Read through the data and report every line in which the word "this" occurs.
--- Start of MATERIAL FOR THE TASK ---
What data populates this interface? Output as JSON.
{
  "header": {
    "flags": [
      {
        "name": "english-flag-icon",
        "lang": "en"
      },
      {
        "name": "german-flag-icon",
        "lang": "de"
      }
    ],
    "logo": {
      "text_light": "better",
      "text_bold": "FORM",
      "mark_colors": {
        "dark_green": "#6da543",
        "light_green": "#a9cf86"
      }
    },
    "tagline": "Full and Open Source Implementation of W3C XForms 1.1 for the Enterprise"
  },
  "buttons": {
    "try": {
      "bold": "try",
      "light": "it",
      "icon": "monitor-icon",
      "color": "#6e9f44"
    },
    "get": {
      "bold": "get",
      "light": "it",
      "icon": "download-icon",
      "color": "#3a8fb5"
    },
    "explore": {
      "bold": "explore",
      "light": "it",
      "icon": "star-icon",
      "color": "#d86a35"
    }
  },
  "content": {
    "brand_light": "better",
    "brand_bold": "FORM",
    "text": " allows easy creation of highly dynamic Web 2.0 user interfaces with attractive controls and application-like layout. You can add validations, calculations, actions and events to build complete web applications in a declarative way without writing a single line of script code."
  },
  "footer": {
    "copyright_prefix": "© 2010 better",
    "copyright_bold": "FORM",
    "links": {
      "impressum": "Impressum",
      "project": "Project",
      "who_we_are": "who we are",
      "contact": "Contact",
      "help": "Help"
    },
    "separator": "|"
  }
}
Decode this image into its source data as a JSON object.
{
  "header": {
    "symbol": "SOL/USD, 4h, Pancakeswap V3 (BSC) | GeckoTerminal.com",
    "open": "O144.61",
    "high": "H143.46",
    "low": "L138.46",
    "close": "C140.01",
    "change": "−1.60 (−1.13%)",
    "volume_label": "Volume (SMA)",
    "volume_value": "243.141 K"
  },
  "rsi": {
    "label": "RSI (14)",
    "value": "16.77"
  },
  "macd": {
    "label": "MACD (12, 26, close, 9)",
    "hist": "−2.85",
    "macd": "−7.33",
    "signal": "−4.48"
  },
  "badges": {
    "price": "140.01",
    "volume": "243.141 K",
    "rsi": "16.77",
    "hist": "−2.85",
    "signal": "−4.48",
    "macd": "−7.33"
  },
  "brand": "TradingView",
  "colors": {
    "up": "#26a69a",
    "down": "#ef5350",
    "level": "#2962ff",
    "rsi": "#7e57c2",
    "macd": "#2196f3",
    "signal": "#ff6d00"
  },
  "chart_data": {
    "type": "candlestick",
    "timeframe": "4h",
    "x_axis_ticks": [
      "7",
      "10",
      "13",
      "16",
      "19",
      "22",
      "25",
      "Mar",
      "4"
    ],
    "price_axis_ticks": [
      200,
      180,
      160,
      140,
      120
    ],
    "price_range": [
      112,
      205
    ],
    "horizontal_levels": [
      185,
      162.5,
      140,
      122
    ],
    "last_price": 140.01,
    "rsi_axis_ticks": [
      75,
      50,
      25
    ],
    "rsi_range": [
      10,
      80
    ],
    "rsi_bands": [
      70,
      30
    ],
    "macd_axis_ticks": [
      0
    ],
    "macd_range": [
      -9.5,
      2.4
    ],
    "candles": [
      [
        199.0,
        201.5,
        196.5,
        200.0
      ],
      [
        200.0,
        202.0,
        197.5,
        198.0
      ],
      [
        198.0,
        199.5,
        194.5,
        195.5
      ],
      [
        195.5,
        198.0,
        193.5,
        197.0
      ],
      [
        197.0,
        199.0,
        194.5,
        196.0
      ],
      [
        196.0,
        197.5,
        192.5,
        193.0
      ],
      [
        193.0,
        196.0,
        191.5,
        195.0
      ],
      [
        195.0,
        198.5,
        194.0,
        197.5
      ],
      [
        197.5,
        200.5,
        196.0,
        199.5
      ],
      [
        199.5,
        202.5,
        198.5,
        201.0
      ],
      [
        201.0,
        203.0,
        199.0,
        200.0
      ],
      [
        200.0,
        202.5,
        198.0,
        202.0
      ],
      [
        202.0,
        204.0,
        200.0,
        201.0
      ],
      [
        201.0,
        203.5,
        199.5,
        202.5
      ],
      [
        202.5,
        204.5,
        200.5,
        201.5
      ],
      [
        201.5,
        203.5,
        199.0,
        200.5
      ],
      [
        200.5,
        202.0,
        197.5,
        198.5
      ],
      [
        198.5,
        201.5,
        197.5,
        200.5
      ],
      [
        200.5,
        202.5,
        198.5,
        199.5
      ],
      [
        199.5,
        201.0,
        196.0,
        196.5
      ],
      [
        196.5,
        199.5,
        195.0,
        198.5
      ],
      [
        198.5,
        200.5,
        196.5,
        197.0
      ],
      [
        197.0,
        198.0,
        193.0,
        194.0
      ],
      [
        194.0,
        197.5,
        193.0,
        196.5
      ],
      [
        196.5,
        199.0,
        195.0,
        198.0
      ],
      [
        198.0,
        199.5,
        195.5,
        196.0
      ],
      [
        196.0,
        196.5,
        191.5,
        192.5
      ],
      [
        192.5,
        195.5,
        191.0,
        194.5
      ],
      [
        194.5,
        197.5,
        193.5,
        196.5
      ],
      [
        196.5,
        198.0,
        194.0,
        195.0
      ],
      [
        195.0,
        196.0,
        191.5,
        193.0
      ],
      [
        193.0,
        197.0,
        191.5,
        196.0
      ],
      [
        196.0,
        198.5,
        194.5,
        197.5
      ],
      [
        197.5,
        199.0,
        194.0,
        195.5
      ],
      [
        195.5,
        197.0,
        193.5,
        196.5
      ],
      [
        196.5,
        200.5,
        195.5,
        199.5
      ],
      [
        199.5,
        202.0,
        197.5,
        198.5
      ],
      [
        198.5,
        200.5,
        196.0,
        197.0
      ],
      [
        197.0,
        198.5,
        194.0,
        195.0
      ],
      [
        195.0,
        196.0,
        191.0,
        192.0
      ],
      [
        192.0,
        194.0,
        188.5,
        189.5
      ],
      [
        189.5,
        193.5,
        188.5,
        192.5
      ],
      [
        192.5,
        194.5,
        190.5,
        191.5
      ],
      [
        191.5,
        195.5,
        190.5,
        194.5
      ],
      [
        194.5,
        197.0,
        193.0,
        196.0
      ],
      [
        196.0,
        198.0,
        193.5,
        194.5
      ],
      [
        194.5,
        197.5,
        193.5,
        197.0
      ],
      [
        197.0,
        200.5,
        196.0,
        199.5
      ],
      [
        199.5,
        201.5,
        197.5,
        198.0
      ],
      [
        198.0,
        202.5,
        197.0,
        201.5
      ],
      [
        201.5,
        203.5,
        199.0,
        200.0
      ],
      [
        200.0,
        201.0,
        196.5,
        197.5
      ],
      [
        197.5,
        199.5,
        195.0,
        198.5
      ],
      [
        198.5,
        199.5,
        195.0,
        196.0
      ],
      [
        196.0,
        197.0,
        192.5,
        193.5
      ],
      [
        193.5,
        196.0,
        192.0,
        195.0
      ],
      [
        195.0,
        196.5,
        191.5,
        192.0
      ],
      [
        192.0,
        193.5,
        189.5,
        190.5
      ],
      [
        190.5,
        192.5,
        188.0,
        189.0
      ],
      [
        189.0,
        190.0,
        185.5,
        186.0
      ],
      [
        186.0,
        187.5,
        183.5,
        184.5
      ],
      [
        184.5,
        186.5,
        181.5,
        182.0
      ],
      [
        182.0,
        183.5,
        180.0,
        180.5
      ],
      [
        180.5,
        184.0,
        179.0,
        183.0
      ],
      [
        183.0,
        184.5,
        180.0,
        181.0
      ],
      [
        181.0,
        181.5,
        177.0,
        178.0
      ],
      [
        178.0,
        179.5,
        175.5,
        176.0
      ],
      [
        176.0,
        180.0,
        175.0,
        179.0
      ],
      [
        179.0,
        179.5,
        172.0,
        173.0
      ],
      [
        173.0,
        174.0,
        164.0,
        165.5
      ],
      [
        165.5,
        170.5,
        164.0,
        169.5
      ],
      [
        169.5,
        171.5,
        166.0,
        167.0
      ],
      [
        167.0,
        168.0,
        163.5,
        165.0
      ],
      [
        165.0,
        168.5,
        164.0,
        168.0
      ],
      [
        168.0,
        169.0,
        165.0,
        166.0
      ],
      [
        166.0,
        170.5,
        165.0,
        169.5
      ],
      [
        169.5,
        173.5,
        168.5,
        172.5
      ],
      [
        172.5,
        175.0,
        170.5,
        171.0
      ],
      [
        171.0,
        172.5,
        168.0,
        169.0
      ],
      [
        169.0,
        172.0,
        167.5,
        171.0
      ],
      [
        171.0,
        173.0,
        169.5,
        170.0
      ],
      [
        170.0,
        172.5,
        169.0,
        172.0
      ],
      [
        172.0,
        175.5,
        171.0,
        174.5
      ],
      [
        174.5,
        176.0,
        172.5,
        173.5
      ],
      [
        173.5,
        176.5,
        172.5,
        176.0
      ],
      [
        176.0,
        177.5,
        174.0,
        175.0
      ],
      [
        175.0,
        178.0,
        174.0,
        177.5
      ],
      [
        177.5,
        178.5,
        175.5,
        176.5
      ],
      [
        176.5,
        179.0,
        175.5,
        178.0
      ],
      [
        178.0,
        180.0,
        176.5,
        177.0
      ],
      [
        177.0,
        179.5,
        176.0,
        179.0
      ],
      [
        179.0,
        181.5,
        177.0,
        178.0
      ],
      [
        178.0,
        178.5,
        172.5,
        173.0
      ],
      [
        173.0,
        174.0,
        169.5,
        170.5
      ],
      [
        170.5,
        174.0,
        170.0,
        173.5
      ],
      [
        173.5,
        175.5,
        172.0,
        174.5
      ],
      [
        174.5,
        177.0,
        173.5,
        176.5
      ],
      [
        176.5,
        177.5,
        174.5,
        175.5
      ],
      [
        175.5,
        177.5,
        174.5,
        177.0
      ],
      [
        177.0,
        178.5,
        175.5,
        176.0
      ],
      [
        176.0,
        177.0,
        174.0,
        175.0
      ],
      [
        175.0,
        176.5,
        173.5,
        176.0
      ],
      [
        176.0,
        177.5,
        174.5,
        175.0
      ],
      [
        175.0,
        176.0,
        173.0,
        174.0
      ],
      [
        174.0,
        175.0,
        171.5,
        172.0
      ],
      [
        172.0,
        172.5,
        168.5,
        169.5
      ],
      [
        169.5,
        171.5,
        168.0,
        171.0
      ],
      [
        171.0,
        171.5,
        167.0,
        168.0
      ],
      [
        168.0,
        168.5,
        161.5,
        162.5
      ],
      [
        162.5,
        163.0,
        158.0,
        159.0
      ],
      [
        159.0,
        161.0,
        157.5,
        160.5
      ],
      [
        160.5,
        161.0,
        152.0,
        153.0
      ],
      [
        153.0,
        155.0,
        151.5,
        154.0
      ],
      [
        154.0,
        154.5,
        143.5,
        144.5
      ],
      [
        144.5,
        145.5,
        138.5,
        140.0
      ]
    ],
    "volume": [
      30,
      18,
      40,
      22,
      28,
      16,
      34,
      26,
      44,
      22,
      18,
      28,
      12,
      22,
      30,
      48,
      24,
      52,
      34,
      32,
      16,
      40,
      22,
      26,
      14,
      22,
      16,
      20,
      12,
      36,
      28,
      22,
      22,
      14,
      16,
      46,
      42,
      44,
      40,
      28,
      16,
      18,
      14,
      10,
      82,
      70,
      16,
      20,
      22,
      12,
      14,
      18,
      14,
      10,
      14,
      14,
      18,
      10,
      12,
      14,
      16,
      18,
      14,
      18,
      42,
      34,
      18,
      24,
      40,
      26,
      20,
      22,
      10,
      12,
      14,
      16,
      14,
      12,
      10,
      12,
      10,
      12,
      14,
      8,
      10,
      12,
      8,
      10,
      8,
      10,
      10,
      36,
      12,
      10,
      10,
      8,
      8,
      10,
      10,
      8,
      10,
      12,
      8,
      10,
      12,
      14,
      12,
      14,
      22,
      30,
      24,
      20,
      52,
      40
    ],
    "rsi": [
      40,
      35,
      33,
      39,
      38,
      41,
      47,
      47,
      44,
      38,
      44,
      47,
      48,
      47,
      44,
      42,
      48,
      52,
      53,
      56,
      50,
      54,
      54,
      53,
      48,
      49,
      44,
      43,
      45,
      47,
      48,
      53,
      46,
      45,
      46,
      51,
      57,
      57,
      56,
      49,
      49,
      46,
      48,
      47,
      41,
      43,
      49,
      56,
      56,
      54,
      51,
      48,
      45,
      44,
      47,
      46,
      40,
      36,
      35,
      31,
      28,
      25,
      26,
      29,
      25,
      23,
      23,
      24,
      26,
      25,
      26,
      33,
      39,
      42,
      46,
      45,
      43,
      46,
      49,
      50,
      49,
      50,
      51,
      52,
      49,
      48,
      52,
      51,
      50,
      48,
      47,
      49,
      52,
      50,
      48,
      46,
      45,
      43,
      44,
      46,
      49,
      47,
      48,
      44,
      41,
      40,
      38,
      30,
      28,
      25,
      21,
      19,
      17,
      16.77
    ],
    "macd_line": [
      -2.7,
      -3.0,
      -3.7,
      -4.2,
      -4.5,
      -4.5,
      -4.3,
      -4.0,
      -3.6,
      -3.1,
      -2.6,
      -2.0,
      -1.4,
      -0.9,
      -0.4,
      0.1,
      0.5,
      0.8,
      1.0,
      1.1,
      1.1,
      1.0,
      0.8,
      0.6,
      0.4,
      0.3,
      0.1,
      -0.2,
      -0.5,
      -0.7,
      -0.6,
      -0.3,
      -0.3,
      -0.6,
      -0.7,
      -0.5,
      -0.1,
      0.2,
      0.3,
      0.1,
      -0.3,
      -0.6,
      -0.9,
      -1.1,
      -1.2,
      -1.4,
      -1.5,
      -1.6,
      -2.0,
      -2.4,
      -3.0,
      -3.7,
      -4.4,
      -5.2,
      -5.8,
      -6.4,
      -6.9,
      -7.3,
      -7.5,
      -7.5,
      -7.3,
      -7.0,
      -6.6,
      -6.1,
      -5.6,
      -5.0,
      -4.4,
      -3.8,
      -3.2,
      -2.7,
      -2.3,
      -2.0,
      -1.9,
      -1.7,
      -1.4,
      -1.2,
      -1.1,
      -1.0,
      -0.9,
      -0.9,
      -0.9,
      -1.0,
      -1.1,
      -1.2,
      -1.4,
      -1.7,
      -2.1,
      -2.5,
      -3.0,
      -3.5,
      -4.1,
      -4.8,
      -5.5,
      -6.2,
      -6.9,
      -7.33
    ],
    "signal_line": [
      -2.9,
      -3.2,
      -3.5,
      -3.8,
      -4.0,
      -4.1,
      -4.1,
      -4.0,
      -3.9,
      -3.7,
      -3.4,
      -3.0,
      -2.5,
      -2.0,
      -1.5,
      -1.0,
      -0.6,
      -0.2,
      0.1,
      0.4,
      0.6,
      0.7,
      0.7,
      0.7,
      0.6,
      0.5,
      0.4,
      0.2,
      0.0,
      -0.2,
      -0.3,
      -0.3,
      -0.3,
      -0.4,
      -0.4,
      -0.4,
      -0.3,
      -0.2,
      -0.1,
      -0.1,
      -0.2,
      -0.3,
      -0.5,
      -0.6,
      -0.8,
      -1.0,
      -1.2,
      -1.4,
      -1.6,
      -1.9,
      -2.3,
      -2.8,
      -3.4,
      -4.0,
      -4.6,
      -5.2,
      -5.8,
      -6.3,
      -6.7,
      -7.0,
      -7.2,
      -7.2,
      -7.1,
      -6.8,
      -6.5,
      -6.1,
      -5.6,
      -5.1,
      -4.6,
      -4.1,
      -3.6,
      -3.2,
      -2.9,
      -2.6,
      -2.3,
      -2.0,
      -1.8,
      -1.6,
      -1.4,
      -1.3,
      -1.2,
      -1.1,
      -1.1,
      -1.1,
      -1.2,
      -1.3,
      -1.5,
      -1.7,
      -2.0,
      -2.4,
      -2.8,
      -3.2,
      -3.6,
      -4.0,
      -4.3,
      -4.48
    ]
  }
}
--- End of MATERIAL FOR THE TASK ---
- **WRITTEN SOLUTION**
What data populates this interface? Output as JSON.
Decode this image into its source data as a JSON object.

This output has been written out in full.